• Seçilmiş Alıntı:
1964 yılında Ahmed Şukeyri’nin ön­derliğinde bir Filistin Kurtuluş Örgütü’kuruldu. Suriye’de iktidara Baas Partisi’nden mücadeleci bir yönetim kadrosu geldi. Bu arada Nasır da boş durmuyordu: İsrail’in kendisini çem­bere alınmış hissetmesine neden olan çeşitli girişimlerde bulundu. Bunalım, 1967’de Nasır’ın Sina’ya, kuvvet göndermesi, Mavi Bereliler’in bölgeden ayrılmasını sağlaması ve Akabe körfezinin ağzındaki Tiran boğazını kapatmasıyla patlak verdi; İsrail de bunu savaş nedeni saydı.

Altı yılda iki savaş

5 Haziran 1967’de harekete geçen İsrail, Mısır hava kuvvetlerinin büyük bölümünü yerde yok etti. Ardından bir harekâta girişerek altı gün içinde Sina’yı, Maveraiürdün ve Kudüs’ün bütünüyle Suriye tarafındaki Golan tepelerini işgal etti. Bu “Altı Gün Savaşı”ndan sonra hiçbir barış anlaşması yapıl­madı; tersine, Filistinliler sorununa bir de işgal edilmiş (ve yönetim altına alınmış) topraklar sorunu eklendi. İsrail, Güvenlik Konseyi’nin 22 Ka­sım 1967 tarihinde aldığı, yönetim altına almış olduğu topraklardan çe­kilmesi kararını uygulamayı reddet­ti; çünkü bu toprakları kendi güvenli­ği açısından gerekli saymaktaydı. 1969-1970’te Nasır’ın Süveyş kana­lında sürdürdüğü yıpratma savaşı, G. Jarring’in arabuluculuğu ya da Rogers planı, askıya alınan durumun düzelmesine yaramadı. Artık ön pla­na Filistinlilerin kurdukları örgütle­rin saldırı eylemleri geçmişti.

• İstenen Çalışmalar:
a. Altı Gün Savaşı'nı anlatan metinde "1964 yılında Ahmed" sözleriyle başlayıp "savaş nedeni saydı." sözleriyle biten bölümü hiçbir değişiklik yapmadan yeniden yazın.
b. Altı Gün Savaşı'nı anlatan metne göre İsrail hangi tarihte harekete geçti?
c. Altı Gün Savaşı'nı anlatan metni son cümlesinden sonra sürdürün.
Aşağıdaki malzeme başka bir kaynaktan alınmıştır.

• Kaydedilmiş girdiler:
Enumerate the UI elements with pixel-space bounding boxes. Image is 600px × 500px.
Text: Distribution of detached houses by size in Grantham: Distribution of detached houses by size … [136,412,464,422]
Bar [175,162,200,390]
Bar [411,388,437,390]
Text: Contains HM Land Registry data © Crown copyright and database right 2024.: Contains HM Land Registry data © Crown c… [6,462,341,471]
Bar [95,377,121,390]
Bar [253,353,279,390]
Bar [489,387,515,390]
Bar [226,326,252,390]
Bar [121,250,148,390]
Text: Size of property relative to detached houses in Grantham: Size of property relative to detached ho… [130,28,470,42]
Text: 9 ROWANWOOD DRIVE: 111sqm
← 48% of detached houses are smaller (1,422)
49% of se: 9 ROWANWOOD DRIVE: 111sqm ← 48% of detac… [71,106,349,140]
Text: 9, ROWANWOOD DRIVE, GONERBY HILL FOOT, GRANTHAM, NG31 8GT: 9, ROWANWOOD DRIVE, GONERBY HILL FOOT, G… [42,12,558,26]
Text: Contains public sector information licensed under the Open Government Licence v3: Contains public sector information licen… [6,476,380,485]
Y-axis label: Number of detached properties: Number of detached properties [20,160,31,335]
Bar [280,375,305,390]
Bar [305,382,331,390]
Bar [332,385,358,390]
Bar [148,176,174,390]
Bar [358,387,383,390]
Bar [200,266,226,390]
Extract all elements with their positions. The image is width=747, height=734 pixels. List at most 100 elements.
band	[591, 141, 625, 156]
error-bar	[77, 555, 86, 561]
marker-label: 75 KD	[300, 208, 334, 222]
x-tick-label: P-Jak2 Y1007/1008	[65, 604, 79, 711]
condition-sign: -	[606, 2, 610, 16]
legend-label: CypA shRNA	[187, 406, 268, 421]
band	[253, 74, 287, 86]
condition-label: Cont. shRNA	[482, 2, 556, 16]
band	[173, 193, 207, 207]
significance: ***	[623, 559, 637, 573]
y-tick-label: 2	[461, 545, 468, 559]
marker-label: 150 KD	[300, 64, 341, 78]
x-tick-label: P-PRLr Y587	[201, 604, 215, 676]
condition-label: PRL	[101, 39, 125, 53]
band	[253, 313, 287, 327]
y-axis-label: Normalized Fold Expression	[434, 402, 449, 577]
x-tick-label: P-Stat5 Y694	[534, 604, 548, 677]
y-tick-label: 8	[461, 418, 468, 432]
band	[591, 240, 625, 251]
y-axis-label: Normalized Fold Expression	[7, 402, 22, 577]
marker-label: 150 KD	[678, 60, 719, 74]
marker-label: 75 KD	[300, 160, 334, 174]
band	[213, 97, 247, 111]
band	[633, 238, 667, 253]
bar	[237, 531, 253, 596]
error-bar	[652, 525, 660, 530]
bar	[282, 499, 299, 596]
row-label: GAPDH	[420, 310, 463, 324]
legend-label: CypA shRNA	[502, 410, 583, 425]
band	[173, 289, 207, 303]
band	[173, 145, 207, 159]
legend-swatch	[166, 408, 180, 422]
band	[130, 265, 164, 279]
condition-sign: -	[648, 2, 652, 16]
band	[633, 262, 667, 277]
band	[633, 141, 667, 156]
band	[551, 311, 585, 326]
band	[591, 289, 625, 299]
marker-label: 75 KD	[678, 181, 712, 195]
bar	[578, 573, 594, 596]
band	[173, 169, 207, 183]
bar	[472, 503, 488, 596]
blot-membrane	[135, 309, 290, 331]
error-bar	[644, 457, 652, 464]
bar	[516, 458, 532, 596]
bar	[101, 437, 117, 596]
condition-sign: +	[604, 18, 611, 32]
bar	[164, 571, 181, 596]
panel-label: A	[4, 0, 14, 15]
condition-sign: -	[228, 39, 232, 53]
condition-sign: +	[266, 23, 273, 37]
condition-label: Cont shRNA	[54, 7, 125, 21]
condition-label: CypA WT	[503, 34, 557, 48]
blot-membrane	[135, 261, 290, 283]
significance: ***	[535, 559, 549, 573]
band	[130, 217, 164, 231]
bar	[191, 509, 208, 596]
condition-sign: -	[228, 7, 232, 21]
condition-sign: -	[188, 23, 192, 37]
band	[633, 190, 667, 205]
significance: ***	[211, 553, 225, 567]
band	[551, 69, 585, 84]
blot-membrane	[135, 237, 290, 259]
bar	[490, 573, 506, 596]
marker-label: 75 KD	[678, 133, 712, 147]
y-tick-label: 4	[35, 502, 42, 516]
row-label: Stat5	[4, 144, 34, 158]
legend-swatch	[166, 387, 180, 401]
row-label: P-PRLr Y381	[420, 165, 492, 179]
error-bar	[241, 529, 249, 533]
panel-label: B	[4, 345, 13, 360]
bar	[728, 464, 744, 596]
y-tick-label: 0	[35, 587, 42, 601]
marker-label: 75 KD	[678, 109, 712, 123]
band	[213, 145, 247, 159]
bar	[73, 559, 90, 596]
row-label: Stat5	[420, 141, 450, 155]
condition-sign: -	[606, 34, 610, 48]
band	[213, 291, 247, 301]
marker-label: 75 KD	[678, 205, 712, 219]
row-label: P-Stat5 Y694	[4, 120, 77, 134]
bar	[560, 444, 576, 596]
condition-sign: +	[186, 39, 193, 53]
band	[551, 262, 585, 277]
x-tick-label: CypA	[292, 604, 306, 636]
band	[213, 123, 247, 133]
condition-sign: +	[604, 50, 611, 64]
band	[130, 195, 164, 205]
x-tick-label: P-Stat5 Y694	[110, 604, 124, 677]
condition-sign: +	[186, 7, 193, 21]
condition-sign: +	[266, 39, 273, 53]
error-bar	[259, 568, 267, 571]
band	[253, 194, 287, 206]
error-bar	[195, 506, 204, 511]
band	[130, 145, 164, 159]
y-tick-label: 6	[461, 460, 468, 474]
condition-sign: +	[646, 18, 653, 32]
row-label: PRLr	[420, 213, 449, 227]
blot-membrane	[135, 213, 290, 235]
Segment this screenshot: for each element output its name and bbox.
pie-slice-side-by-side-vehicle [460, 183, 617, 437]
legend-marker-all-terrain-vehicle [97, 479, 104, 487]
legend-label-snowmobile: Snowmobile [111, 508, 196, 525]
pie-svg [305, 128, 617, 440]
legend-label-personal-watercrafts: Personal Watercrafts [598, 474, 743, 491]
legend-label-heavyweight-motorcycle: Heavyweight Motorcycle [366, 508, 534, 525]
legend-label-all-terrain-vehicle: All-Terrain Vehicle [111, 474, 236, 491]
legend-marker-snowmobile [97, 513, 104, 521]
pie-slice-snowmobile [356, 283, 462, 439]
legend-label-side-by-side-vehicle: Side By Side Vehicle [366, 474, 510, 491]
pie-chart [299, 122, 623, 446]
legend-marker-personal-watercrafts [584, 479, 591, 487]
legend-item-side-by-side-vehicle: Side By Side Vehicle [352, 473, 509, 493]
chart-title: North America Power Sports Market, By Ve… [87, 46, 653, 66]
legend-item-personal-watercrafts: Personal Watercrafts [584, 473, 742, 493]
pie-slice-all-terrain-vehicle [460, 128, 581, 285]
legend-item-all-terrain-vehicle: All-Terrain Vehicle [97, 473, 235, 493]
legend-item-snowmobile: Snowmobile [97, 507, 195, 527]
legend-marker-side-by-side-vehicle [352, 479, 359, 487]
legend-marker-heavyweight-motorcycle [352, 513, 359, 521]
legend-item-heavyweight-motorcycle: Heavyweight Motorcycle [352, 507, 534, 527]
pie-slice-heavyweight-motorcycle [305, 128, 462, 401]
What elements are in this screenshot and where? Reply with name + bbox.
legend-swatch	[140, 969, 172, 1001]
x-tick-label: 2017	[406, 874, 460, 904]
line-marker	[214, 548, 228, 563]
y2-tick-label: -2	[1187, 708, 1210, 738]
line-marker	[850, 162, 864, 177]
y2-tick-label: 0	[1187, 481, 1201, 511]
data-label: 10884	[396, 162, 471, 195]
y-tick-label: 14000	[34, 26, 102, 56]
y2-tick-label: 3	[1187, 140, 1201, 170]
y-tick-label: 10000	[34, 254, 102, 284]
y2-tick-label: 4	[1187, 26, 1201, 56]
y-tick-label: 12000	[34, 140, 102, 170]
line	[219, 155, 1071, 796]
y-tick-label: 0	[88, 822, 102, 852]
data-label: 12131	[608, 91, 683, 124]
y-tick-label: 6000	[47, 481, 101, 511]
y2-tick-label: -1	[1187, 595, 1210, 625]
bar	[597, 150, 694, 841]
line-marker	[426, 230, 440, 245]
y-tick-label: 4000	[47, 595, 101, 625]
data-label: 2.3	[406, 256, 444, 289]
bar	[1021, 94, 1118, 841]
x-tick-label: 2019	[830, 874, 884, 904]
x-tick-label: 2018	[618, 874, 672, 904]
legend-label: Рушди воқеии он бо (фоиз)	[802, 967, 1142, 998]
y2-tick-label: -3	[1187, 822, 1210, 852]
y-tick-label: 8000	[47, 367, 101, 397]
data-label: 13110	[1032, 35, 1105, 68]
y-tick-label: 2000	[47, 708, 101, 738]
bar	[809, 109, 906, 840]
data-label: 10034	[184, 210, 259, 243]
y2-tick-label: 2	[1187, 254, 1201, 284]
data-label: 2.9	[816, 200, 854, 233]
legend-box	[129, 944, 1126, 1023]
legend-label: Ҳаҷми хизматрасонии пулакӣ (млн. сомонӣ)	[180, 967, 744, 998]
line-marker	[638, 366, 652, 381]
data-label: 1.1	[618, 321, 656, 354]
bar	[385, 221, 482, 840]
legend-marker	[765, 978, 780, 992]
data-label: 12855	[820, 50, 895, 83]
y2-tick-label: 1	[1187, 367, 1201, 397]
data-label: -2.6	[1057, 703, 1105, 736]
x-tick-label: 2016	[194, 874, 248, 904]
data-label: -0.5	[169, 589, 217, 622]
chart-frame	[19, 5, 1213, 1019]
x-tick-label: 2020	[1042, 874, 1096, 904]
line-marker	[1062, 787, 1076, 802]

• Alıştırma Yanıtları:
a.
1964 yılında Ahmed Şukeyri’nin ön­derliğinde bir Filistin Kurtuluş Örgütü’kuruldu. Suriye’de iktidara Baas Partisi’nden mücadeleci bir yönetim kadrosu geldi. Bu arada Nasır da boş durmuyordu: İsrail’in kendisini çem­bere alınmış hissetmesine neden olan çeşitli girişimlerde bulundu. Bunalım, 1967’de Nasır’ın Sina’ya, kuvvet göndermesi, Mavi Bereliler’in bölgeden ayrılmasını sağlaması ve Akabe körfezinin ağzındaki Tiran boğazını kapatmasıyla patlak verdi; İsrail de bunu savaş nedeni saydı.

b. İsrail, 5 Haziran 1967'de harekete geçti.

c.
6 Ekim 1973’te Mısır ve Suriye hare­kete geçerek dördüncü Arap-İsrail savaşını (ya da Kippur savaşı) başlat­tılar. Baskına uğrayan İsrail orduları, önce yenildiler; ama sonra karşı sal­dırıya geçerek Süveyş kanalını aştı­lar ve Mısır ordusunun geri hatlarla bağlantısını kestiler. A.B.D. ve S.S.C.B’nin aracılığıyla 22 Ekimde ateşkes yapıldı ve İsraillilerle Araplar 1973 yılı aralık ayında Cenevre’de toplanan bir konferansta ilk kez bir araya geldiler. Bunu bir dizi olay izle­di: Mısır ile İsrail arasındaki buzlar çözüldü; bir uzlaştırma girişiminde bulunan A.B.D’li Kissinger 1975’te Mısır ile İsrail’in Sina’nın hiçbir yere bağımlı olmaması konusunda olduk­ça karmaşık bir anlaşma imzalamala­rını sağladı. Filistin Kurtuluş Örgütü çeşitli ülkeler ve Birleşmiş Milletler Örgütü tarafından resmen tanındı (1975); Siyonizm kınandı.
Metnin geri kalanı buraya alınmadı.